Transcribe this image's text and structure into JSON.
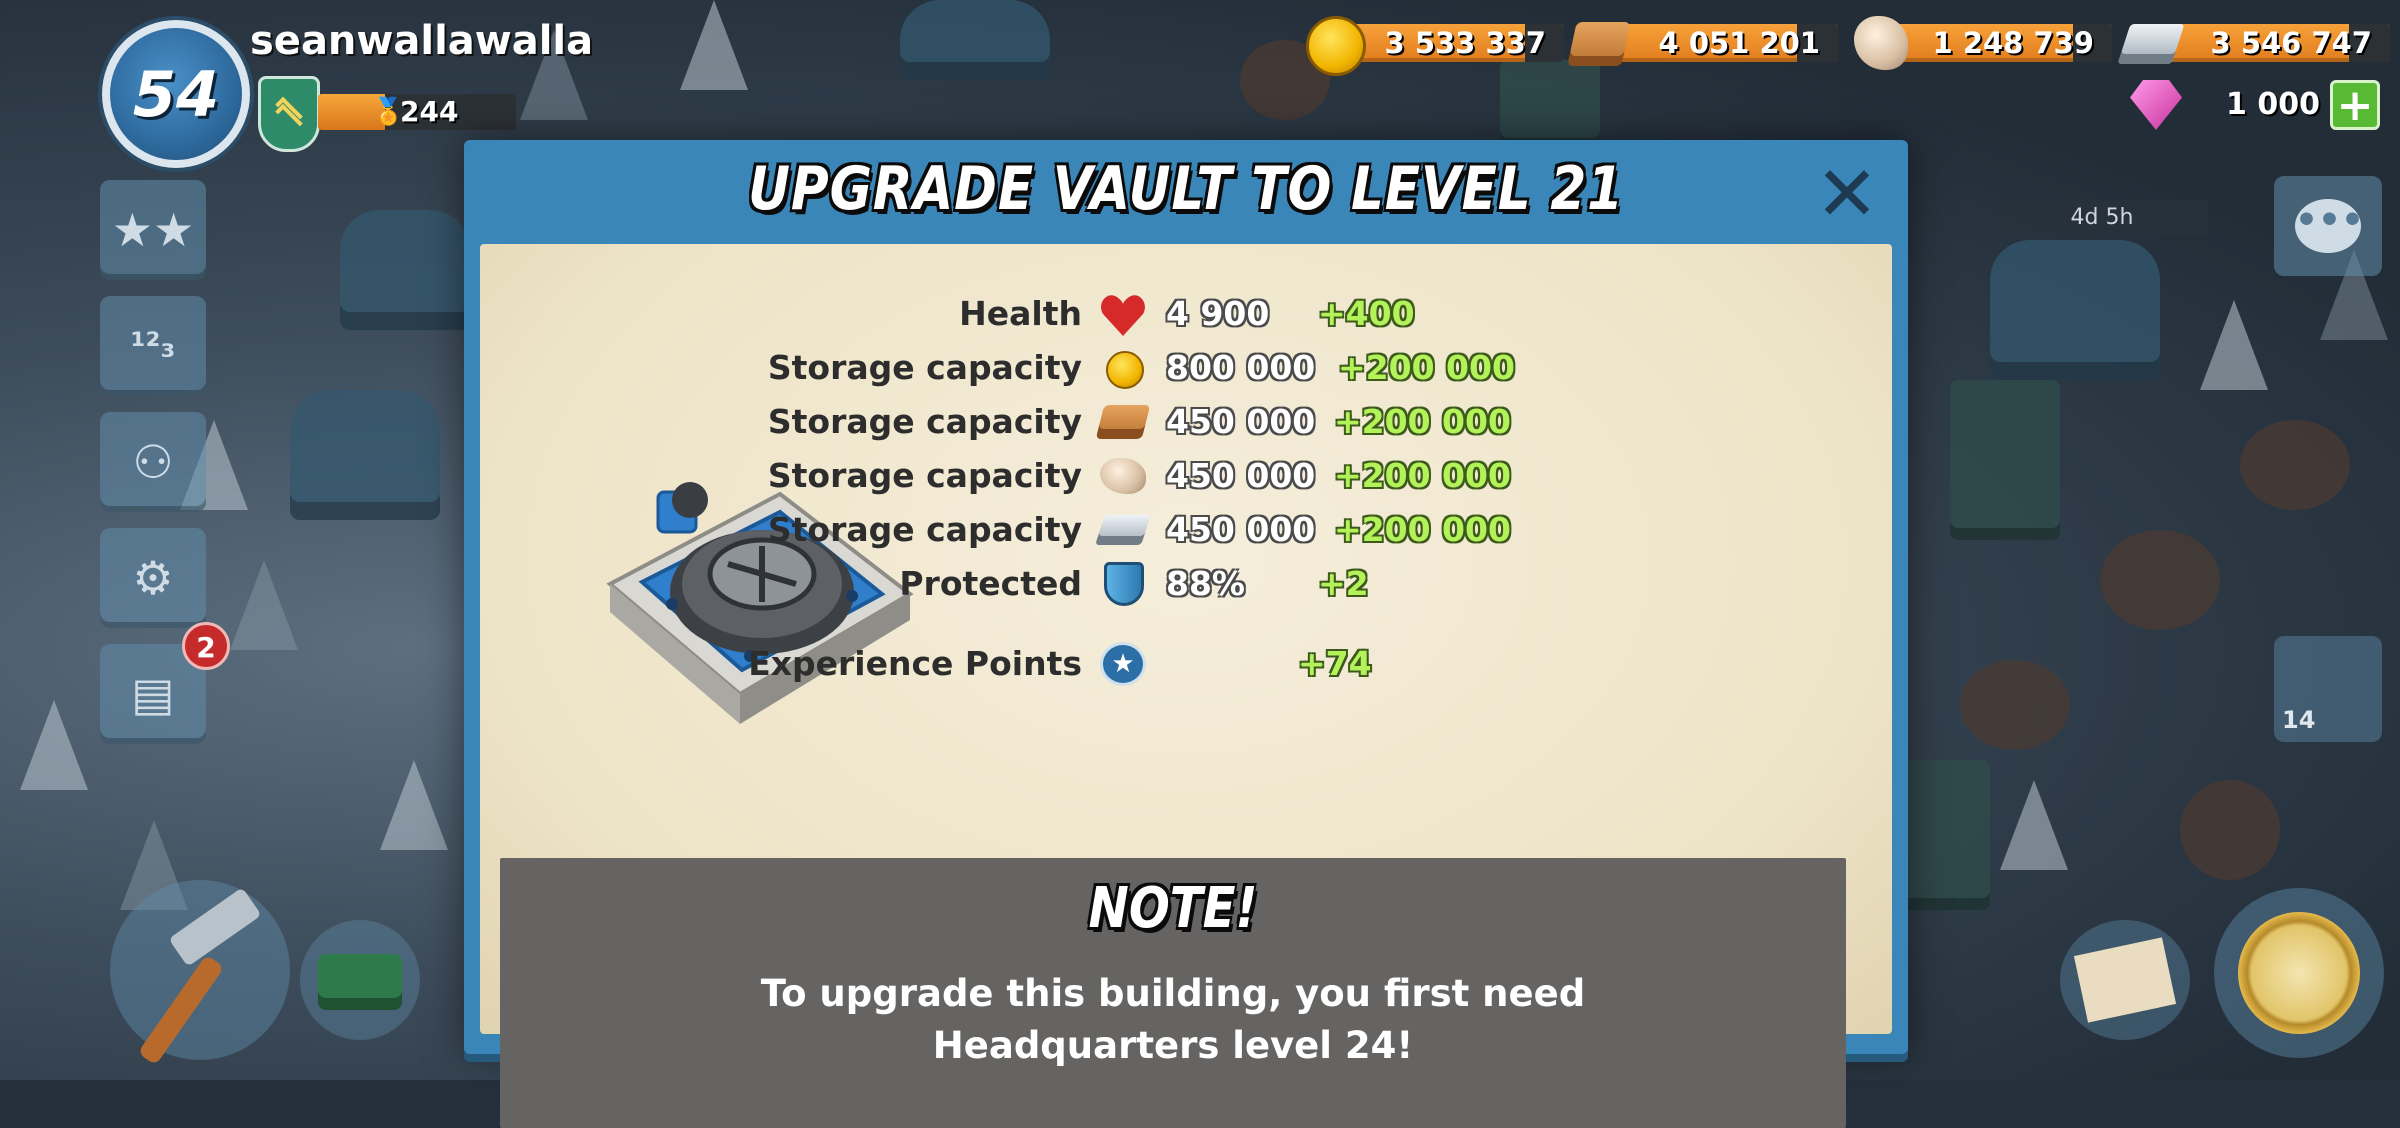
{
  "player": {
    "level": "54",
    "name": "seanwallawalla",
    "rank_value": "244",
    "rank_progress": 0.34
  },
  "resources": [
    {
      "name": "gold",
      "icon": "gold-coin-icon",
      "value": "3 533 337"
    },
    {
      "name": "wood",
      "icon": "wood-icon",
      "value": "4 051 201"
    },
    {
      "name": "stone",
      "icon": "stone-icon",
      "value": "1 248 739"
    },
    {
      "name": "iron",
      "icon": "iron-icon",
      "value": "3 546 747"
    }
  ],
  "gems": {
    "value": "1 000",
    "add_label": "+"
  },
  "sidebar": {
    "news_badge": "2"
  },
  "timer": {
    "label": "4d 5h"
  },
  "troops": {
    "count": "14"
  },
  "dialog": {
    "title": "UPGRADE VAULT TO LEVEL 21",
    "close_label": "✕",
    "stats": [
      {
        "label": "Health",
        "icon": "heart-icon",
        "value": "4 900",
        "bonus": "+400"
      },
      {
        "label": "Storage capacity",
        "icon": "gold-coin-icon",
        "value": "800 000",
        "bonus": "+200 000"
      },
      {
        "label": "Storage capacity",
        "icon": "wood-icon",
        "value": "450 000",
        "bonus": "+200 000"
      },
      {
        "label": "Storage capacity",
        "icon": "stone-icon",
        "value": "450 000",
        "bonus": "+200 000"
      },
      {
        "label": "Storage capacity",
        "icon": "iron-icon",
        "value": "450 000",
        "bonus": "+200 000"
      },
      {
        "label": "Protected",
        "icon": "shield-icon",
        "value": "88%",
        "bonus": "+2"
      },
      {
        "label": "Experience Points",
        "icon": "xp-star-icon",
        "value": "",
        "bonus": "+74"
      }
    ],
    "note": {
      "title": "NOTE!",
      "line1": "To upgrade this building, you first need",
      "line2": "Headquarters level 24!"
    }
  },
  "colors": {
    "dialog_frame": "#3a86b8",
    "parchment": "#efe6cb",
    "bonus_green": "#b4f25a",
    "resource_bar": "#f2952e"
  }
}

---

_WHAT THE TASK ASKS_. Where a line holds "icon", copy that line.

_SOLUTION TO THE EXERCISE_.
      "icon": "gold-coin-icon",
      "icon": "wood-icon",
      "icon": "stone-icon",
      "icon": "iron-icon",
        "icon": "heart-icon",
        "icon": "gold-coin-icon",
        "icon": "wood-icon",
        "icon": "stone-icon",
        "icon": "iron-icon",
        "icon": "shield-icon",
        "icon": "xp-star-icon",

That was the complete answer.